*Problem details*: Would you restate all the data that follows, word for word?

*Material provided*:
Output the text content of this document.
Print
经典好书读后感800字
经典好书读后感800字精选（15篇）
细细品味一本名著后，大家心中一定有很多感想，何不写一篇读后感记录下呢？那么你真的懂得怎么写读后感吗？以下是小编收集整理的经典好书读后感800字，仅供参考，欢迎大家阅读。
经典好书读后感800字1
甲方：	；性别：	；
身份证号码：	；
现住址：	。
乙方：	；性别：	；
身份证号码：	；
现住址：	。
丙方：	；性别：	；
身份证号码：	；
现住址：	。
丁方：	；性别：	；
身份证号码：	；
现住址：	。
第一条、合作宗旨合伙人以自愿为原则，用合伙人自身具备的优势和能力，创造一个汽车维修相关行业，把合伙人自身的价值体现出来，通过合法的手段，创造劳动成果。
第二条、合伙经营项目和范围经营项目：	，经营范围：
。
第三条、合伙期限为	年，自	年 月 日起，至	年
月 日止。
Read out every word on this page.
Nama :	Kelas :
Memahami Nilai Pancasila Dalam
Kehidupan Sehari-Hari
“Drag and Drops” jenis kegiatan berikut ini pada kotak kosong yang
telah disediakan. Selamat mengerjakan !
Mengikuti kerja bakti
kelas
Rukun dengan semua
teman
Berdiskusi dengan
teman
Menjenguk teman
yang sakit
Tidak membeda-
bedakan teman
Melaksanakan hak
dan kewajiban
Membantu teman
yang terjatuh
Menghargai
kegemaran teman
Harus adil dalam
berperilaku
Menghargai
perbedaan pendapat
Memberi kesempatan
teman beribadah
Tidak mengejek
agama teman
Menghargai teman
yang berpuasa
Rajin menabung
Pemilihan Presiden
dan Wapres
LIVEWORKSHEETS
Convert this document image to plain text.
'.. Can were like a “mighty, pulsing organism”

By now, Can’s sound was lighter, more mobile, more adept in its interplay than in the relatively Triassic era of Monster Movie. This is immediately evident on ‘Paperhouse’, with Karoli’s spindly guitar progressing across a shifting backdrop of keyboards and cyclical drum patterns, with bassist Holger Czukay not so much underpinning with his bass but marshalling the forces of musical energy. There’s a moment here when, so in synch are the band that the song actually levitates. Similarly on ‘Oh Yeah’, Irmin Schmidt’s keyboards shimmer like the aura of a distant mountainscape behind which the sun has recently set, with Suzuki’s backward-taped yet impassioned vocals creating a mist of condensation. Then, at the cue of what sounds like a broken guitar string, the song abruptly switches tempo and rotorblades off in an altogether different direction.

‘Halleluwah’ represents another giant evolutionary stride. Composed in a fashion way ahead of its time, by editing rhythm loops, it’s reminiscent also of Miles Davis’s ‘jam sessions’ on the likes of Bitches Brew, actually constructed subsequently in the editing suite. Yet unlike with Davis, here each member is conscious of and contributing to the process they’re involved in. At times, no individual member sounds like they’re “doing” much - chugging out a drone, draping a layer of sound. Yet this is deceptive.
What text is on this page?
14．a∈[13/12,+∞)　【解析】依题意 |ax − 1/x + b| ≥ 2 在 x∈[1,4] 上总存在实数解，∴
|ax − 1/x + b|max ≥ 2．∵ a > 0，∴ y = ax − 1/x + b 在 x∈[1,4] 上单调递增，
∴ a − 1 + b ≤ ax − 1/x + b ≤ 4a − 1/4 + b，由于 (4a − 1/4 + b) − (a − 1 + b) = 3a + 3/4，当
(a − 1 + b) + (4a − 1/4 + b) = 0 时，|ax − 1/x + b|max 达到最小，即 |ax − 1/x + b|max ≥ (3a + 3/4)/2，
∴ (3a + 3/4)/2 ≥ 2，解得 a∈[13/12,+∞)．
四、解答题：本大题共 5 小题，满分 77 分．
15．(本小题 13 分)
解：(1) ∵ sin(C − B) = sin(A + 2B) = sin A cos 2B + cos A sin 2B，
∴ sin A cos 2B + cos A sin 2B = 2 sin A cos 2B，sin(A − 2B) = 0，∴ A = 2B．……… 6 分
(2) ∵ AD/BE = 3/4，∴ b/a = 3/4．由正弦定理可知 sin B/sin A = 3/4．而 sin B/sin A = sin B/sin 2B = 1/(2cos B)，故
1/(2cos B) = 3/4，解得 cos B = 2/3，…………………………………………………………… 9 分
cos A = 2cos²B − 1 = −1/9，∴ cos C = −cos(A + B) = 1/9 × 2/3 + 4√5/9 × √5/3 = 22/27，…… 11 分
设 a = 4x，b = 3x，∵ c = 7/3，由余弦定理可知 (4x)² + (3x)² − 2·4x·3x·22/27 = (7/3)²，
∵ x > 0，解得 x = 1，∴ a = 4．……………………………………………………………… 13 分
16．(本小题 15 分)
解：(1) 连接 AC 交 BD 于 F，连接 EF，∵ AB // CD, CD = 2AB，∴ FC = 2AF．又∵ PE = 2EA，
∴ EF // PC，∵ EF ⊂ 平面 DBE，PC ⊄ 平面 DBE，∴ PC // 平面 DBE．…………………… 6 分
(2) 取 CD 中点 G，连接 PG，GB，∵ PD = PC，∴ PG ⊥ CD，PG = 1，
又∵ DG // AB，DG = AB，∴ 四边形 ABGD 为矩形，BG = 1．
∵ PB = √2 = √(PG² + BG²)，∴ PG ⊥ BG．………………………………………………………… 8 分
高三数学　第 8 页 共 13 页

*Solved problem*:
Output the text content of this document.
Print
经典好书读后感800字
经典好书读后感800字精选（15篇）
细细品味一本名著后，大家心中一定有很多感想，何不写一篇读后感记录下呢？那么你真的懂得怎么写读后感吗？以下是小编收集整理的经典好书读后感800字，仅供参考，欢迎大家阅读。
经典好书读后感800字1
甲方：	；性别：	；
身份证号码：	；
现住址：	。
乙方：	；性别：	；
身份证号码：	；
现住址：	。
丙方：	；性别：	；
身份证号码：	；
现住址：	。
丁方：	；性别：	；
身份证号码：	；
现住址：	。
第一条、合作宗旨合伙人以自愿为原则，用合伙人自身具备的优势和能力，创造一个汽车维修相关行业，把合伙人自身的价值体现出来，通过合法的手段，创造劳动成果。
第二条、合伙经营项目和范围经营项目：	，经营范围：
。
第三条、合伙期限为	年，自	年 月 日起，至	年
月 日止。
Read out every word on this page.
Nama :	Kelas :
Memahami Nilai Pancasila Dalam
Kehidupan Sehari-Hari
“Drag and Drops” jenis kegiatan berikut ini pada kotak kosong yang
telah disediakan. Selamat mengerjakan !
Mengikuti kerja bakti
kelas
Rukun dengan semua
teman
Berdiskusi dengan
teman
Menjenguk teman
yang sakit
Tidak membeda-
bedakan teman
Melaksanakan hak
dan kewajiban
Membantu teman
yang terjatuh
Menghargai
kegemaran teman
Harus adil dalam
berperilaku
Menghargai
perbedaan pendapat
Memberi kesempatan
teman beribadah
Tidak mengejek
agama teman
Menghargai teman
yang berpuasa
Rajin menabung
Pemilihan Presiden
dan Wapres
LIVEWORKSHEETS
Convert this document image to plain text.
'.. Can were like a “mighty, pulsing organism”

By now, Can’s sound was lighter, more mobile, more adept in its interplay than in the relatively Triassic era of Monster Movie. This is immediately evident on ‘Paperhouse’, with Karoli’s spindly guitar progressing across a shifting backdrop of keyboards and cyclical drum patterns, with bassist Holger Czukay not so much underpinning with his bass but marshalling the forces of musical energy. There’s a moment here when, so in synch are the band that the song actually levitates. Similarly on ‘Oh Yeah’, Irmin Schmidt’s keyboards shimmer like the aura of a distant mountainscape behind which the sun has recently set, with Suzuki’s backward-taped yet impassioned vocals creating a mist of condensation. Then, at the cue of what sounds like a broken guitar string, the song abruptly switches tempo and rotorblades off in an altogether different direction.

‘Halleluwah’ represents another giant evolutionary stride. Composed in a fashion way ahead of its time, by editing rhythm loops, it’s reminiscent also of Miles Davis’s ‘jam sessions’ on the likes of Bitches Brew, actually constructed subsequently in the editing suite. Yet unlike with Davis, here each member is conscious of and contributing to the process they’re involved in. At times, no individual member sounds like they’re “doing” much - chugging out a drone, draping a layer of sound. Yet this is deceptive.
What text is on this page?
14．a∈[13/12,+∞)　【解析】依题意 |ax − 1/x + b| ≥ 2 在 x∈[1,4] 上总存在实数解，∴
|ax − 1/x + b|max ≥ 2．∵ a > 0，∴ y = ax − 1/x + b 在 x∈[1,4] 上单调递增，
∴ a − 1 + b ≤ ax − 1/x + b ≤ 4a − 1/4 + b，由于 (4a − 1/4 + b) − (a − 1 + b) = 3a + 3/4，当
(a − 1 + b) + (4a − 1/4 + b) = 0 时，|ax − 1/x + b|max 达到最小，即 |ax − 1/x + b|max ≥ (3a + 3/4)/2，
∴ (3a + 3/4)/2 ≥ 2，解得 a∈[13/12,+∞)．
四、解答题：本大题共 5 小题，满分 77 分．
15．(本小题 13 分)
解：(1) ∵ sin(C − B) = sin(A + 2B) = sin A cos 2B + cos A sin 2B，
∴ sin A cos 2B + cos A sin 2B = 2 sin A cos 2B，sin(A − 2B) = 0，∴ A = 2B．……… 6 分
(2) ∵ AD/BE = 3/4，∴ b/a = 3/4．由正弦定理可知 sin B/sin A = 3/4．而 sin B/sin A = sin B/sin 2B = 1/(2cos B)，故
1/(2cos B) = 3/4，解得 cos B = 2/3，…………………………………………………………… 9 分
cos A = 2cos²B − 1 = −1/9，∴ cos C = −cos(A + B) = 1/9 × 2/3 + 4√5/9 × √5/3 = 22/27，…… 11 分
设 a = 4x，b = 3x，∵ c = 7/3，由余弦定理可知 (4x)² + (3x)² − 2·4x·3x·22/27 = (7/3)²，
∵ x > 0，解得 x = 1，∴ a = 4．……………………………………………………………… 13 分
16．(本小题 15 分)
解：(1) 连接 AC 交 BD 于 F，连接 EF，∵ AB // CD, CD = 2AB，∴ FC = 2AF．又∵ PE = 2EA，
∴ EF // PC，∵ EF ⊂ 平面 DBE，PC ⊄ 平面 DBE，∴ PC // 平面 DBE．…………………… 6 分
(2) 取 CD 中点 G，连接 PG，GB，∵ PD = PC，∴ PG ⊥ CD，PG = 1，
又∵ DG // AB，DG = AB，∴ 四边形 ABGD 为矩形，BG = 1．
∵ PB = √2 = √(PG² + BG²)，∴ PG ⊥ BG．………………………………………………………… 8 分
高三数学　第 8 页 共 13 页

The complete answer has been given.